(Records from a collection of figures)
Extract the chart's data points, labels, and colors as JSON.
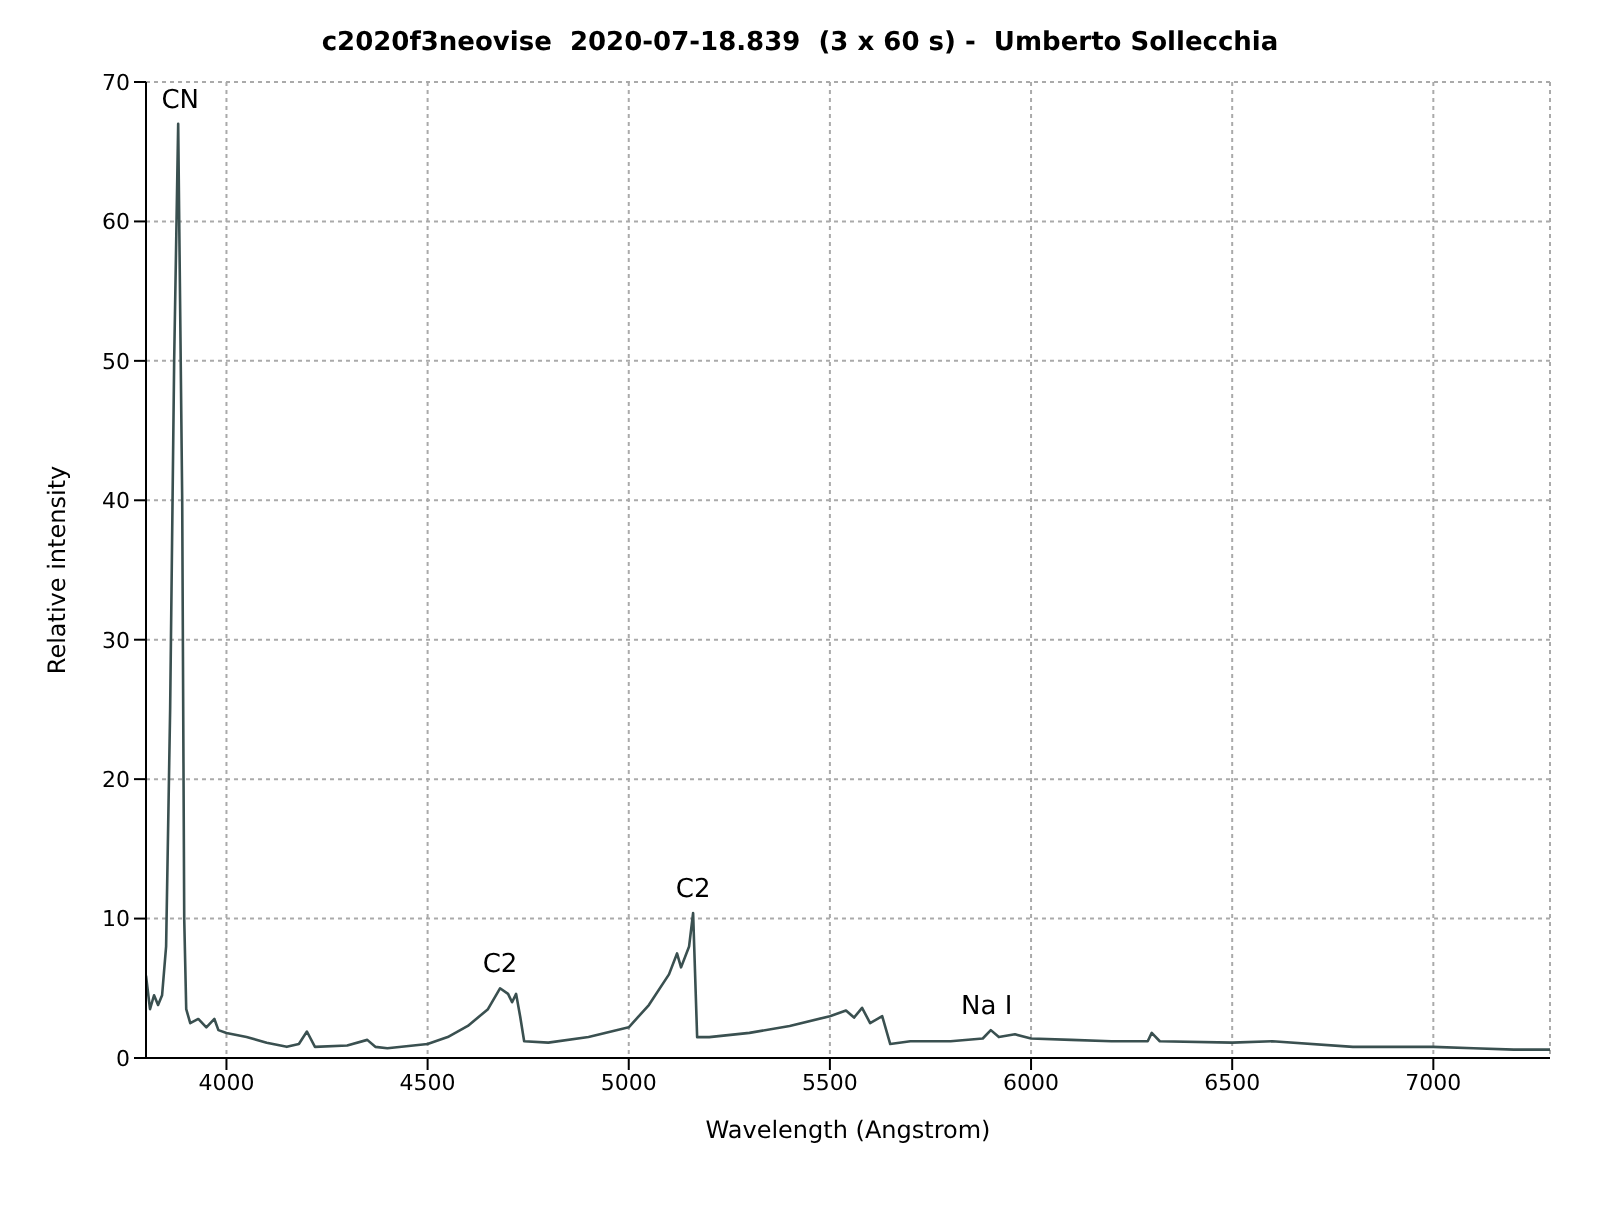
{
  "chart_data": {
    "type": "line",
    "title": "c2020f3neovise  2020-07-18.839  (3 x 60 s) -  Umberto Sollecchia",
    "xlabel": "Wavelength (Angstrom)",
    "ylabel": "Relative intensity",
    "x": [
      3800,
      3810,
      3820,
      3830,
      3840,
      3850,
      3860,
      3870,
      3880,
      3890,
      3895,
      3900,
      3910,
      3930,
      3950,
      3970,
      3980,
      4000,
      4050,
      4100,
      4150,
      4180,
      4200,
      4220,
      4300,
      4350,
      4370,
      4400,
      4500,
      4550,
      4600,
      4650,
      4680,
      4700,
      4710,
      4720,
      4730,
      4740,
      4800,
      4900,
      5000,
      5050,
      5100,
      5120,
      5130,
      5150,
      5160,
      5170,
      5200,
      5300,
      5400,
      5500,
      5540,
      5560,
      5580,
      5600,
      5630,
      5650,
      5700,
      5800,
      5880,
      5900,
      5920,
      5960,
      6000,
      6100,
      6200,
      6290,
      6300,
      6320,
      6500,
      6600,
      6800,
      7000,
      7100,
      7200,
      7290
    ],
    "series": [
      {
        "color": "#3a5050",
        "values": [
          5.9,
          3.5,
          4.5,
          3.8,
          4.5,
          8,
          25,
          50,
          67,
          40,
          10,
          3.5,
          2.5,
          2.8,
          2.2,
          2.8,
          2,
          1.8,
          1.5,
          1.1,
          0.8,
          1,
          1.9,
          0.8,
          0.9,
          1.3,
          0.8,
          0.7,
          1,
          1.5,
          2.3,
          3.5,
          5,
          4.6,
          4,
          4.6,
          3,
          1.2,
          1.1,
          1.5,
          2.2,
          3.8,
          6,
          7.5,
          6.5,
          8,
          10.4,
          1.5,
          1.5,
          1.8,
          2.3,
          3,
          3.4,
          2.9,
          3.6,
          2.5,
          3,
          1,
          1.2,
          1.2,
          1.4,
          2,
          1.5,
          1.7,
          1.4,
          1.3,
          1.2,
          1.2,
          1.8,
          1.2,
          1.1,
          1.2,
          0.8,
          0.8,
          0.7,
          0.6,
          0.6
        ]
      }
    ],
    "xlim": [
      3800,
      7290
    ],
    "xticks": [
      4000,
      4500,
      5000,
      5500,
      6000,
      6500,
      7000
    ],
    "ylim": [
      0,
      70
    ],
    "yticks": [
      0,
      10,
      20,
      30,
      40,
      50,
      60,
      70
    ],
    "grid": true,
    "marker": "none",
    "line_style": "solid",
    "annotations": [
      {
        "text": "CN",
        "x": 3885,
        "y": 67
      },
      {
        "text": "C2",
        "x": 4680,
        "y": 5
      },
      {
        "text": "C2",
        "x": 5160,
        "y": 10.4
      },
      {
        "text": "Na I",
        "x": 5890,
        "y": 2
      }
    ]
  }
}
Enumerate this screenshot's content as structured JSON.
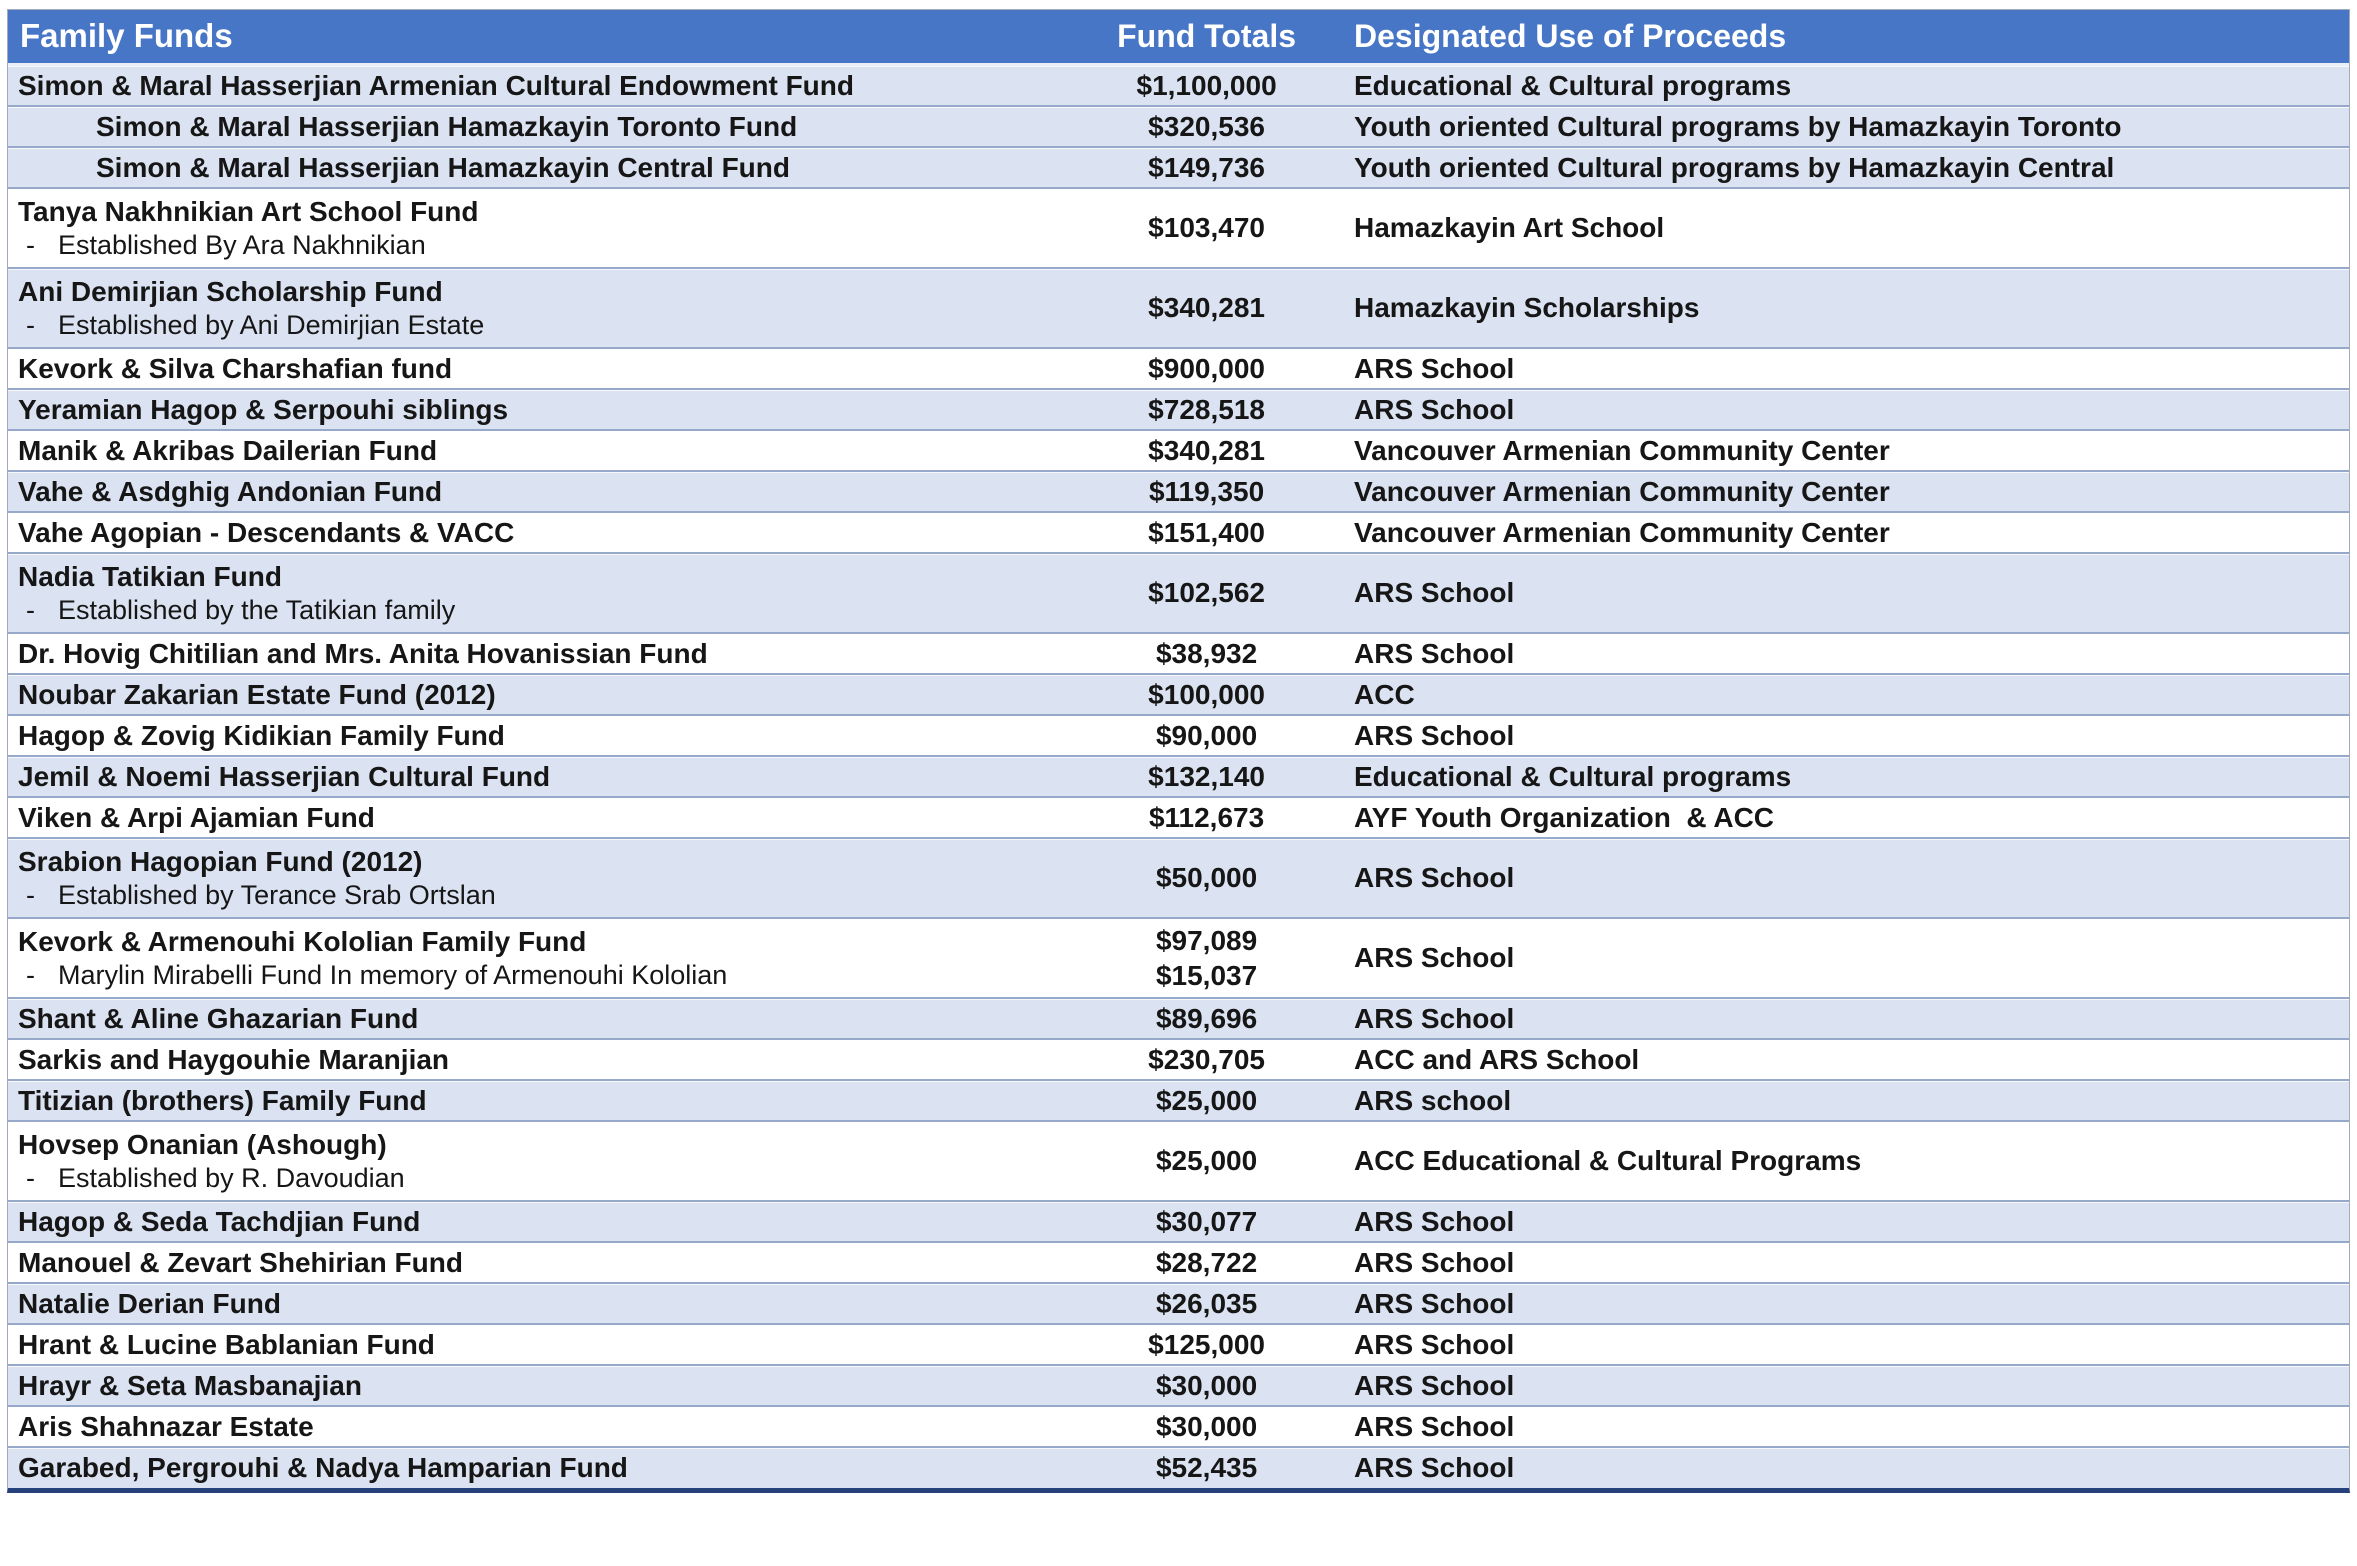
{
  "table": {
    "sub_bullet": "-",
    "columns": [
      {
        "label": "Family Funds"
      },
      {
        "label": "Fund Totals"
      },
      {
        "label": "Designated Use of Proceeds"
      }
    ],
    "colors": {
      "header_bg": "#4676C5",
      "header_text": "#FFFFFF",
      "row_blue": "#DBE2F1",
      "row_white": "#FFFFFF",
      "separator": "#97A9CB",
      "outer_border": "#A3ABB9",
      "bottom_border": "#27417D",
      "text": "#161616"
    },
    "rows": [
      {
        "name": "Simon & Maral Hasserjian Armenian Cultural Endowment Fund",
        "indent": false,
        "sub": null,
        "amounts": [
          "$1,100,000"
        ],
        "use": "Educational & Cultural programs",
        "shade": "blue"
      },
      {
        "name": "Simon & Maral Hasserjian Hamazkayin Toronto Fund",
        "indent": true,
        "sub": null,
        "amounts": [
          "$320,536"
        ],
        "use": "Youth oriented Cultural programs by Hamazkayin Toronto",
        "shade": "blue"
      },
      {
        "name": "Simon & Maral Hasserjian Hamazkayin Central Fund",
        "indent": true,
        "sub": null,
        "amounts": [
          "$149,736"
        ],
        "use": "Youth oriented Cultural programs by Hamazkayin Central",
        "shade": "blue"
      },
      {
        "name": "Tanya Nakhnikian Art School Fund",
        "indent": false,
        "sub": "Established By Ara Nakhnikian",
        "amounts": [
          "$103,470"
        ],
        "use": "Hamazkayin Art School",
        "shade": "white"
      },
      {
        "name": "Ani Demirjian Scholarship Fund",
        "indent": false,
        "sub": "Established by Ani Demirjian Estate",
        "amounts": [
          "$340,281"
        ],
        "use": "Hamazkayin Scholarships",
        "shade": "blue"
      },
      {
        "name": "Kevork & Silva Charshafian fund",
        "indent": false,
        "sub": null,
        "amounts": [
          "$900,000"
        ],
        "use": "ARS School",
        "shade": "white"
      },
      {
        "name": "Yeramian Hagop & Serpouhi siblings",
        "indent": false,
        "sub": null,
        "amounts": [
          "$728,518"
        ],
        "use": "ARS School",
        "shade": "blue"
      },
      {
        "name": "Manik & Akribas Dailerian Fund",
        "indent": false,
        "sub": null,
        "amounts": [
          "$340,281"
        ],
        "use": "Vancouver Armenian Community Center",
        "shade": "white"
      },
      {
        "name": "Vahe & Asdghig Andonian Fund",
        "indent": false,
        "sub": null,
        "amounts": [
          "$119,350"
        ],
        "use": "Vancouver Armenian Community Center",
        "shade": "blue"
      },
      {
        "name": "Vahe Agopian - Descendants & VACC",
        "indent": false,
        "sub": null,
        "amounts": [
          "$151,400"
        ],
        "use": "Vancouver Armenian Community Center",
        "shade": "white"
      },
      {
        "name": "Nadia Tatikian Fund",
        "indent": false,
        "sub": "Established by the Tatikian family",
        "amounts": [
          "$102,562"
        ],
        "use": "ARS School",
        "shade": "blue"
      },
      {
        "name": "Dr. Hovig Chitilian and Mrs. Anita Hovanissian Fund",
        "indent": false,
        "sub": null,
        "amounts": [
          "$38,932"
        ],
        "use": "ARS School",
        "shade": "white"
      },
      {
        "name": "Noubar Zakarian Estate Fund (2012)",
        "indent": false,
        "sub": null,
        "amounts": [
          "$100,000"
        ],
        "use": "ACC",
        "shade": "blue"
      },
      {
        "name": "Hagop & Zovig Kidikian Family Fund",
        "indent": false,
        "sub": null,
        "amounts": [
          "$90,000"
        ],
        "use": "ARS School",
        "shade": "white"
      },
      {
        "name": "Jemil & Noemi Hasserjian Cultural Fund",
        "indent": false,
        "sub": null,
        "amounts": [
          "$132,140"
        ],
        "use": "Educational & Cultural programs",
        "shade": "blue"
      },
      {
        "name": "Viken & Arpi Ajamian Fund",
        "indent": false,
        "sub": null,
        "amounts": [
          "$112,673"
        ],
        "use": "AYF Youth Organization  & ACC",
        "shade": "white"
      },
      {
        "name": "Srabion Hagopian Fund (2012)",
        "indent": false,
        "sub": "Established by Terance Srab Ortslan",
        "amounts": [
          "$50,000"
        ],
        "use": "ARS School",
        "shade": "blue"
      },
      {
        "name": "Kevork & Armenouhi Kololian Family Fund",
        "indent": false,
        "sub": "Marylin Mirabelli Fund In memory of Armenouhi Kololian",
        "amounts": [
          "$97,089",
          "$15,037"
        ],
        "use": "ARS School",
        "shade": "white"
      },
      {
        "name": "Shant & Aline Ghazarian Fund",
        "indent": false,
        "sub": null,
        "amounts": [
          "$89,696"
        ],
        "use": "ARS School",
        "shade": "blue"
      },
      {
        "name": "Sarkis and Haygouhie Maranjian",
        "indent": false,
        "sub": null,
        "amounts": [
          "$230,705"
        ],
        "use": "ACC and ARS School",
        "shade": "white"
      },
      {
        "name": "Titizian (brothers) Family Fund",
        "indent": false,
        "sub": null,
        "amounts": [
          "$25,000"
        ],
        "use": "ARS school",
        "shade": "blue"
      },
      {
        "name": "Hovsep Onanian (Ashough)",
        "indent": false,
        "sub": "Established by R. Davoudian",
        "amounts": [
          "$25,000"
        ],
        "use": "ACC Educational & Cultural Programs",
        "shade": "white"
      },
      {
        "name": "Hagop & Seda Tachdjian Fund",
        "indent": false,
        "sub": null,
        "amounts": [
          "$30,077"
        ],
        "use": "ARS School",
        "shade": "blue"
      },
      {
        "name": "Manouel & Zevart Shehirian Fund",
        "indent": false,
        "sub": null,
        "amounts": [
          "$28,722"
        ],
        "use": "ARS School",
        "shade": "white"
      },
      {
        "name": "Natalie Derian Fund",
        "indent": false,
        "sub": null,
        "amounts": [
          "$26,035"
        ],
        "use": "ARS School",
        "shade": "blue"
      },
      {
        "name": "Hrant & Lucine Bablanian Fund",
        "indent": false,
        "sub": null,
        "amounts": [
          "$125,000"
        ],
        "use": "ARS School",
        "shade": "white"
      },
      {
        "name": "Hrayr & Seta Masbanajian",
        "indent": false,
        "sub": null,
        "amounts": [
          "$30,000"
        ],
        "use": "ARS School",
        "shade": "blue"
      },
      {
        "name": "Aris Shahnazar Estate",
        "indent": false,
        "sub": null,
        "amounts": [
          "$30,000"
        ],
        "use": "ARS School",
        "shade": "white"
      },
      {
        "name": "Garabed, Pergrouhi & Nadya Hamparian Fund",
        "indent": false,
        "sub": null,
        "amounts": [
          "$52,435"
        ],
        "use": "ARS School",
        "shade": "blue"
      }
    ]
  }
}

▶ _OBJECTIVE_:
Extract all lines from the material above that include the word "Hasserjian".

▶ _EXPECTED ANSWER_:
        "name": "Simon & Maral Hasserjian Armenian Cultural Endowment Fund",
        "name": "Simon & Maral Hasserjian Hamazkayin Toronto Fund",
        "name": "Simon & Maral Hasserjian Hamazkayin Central Fund",
        "name": "Jemil & Noemi Hasserjian Cultural Fund",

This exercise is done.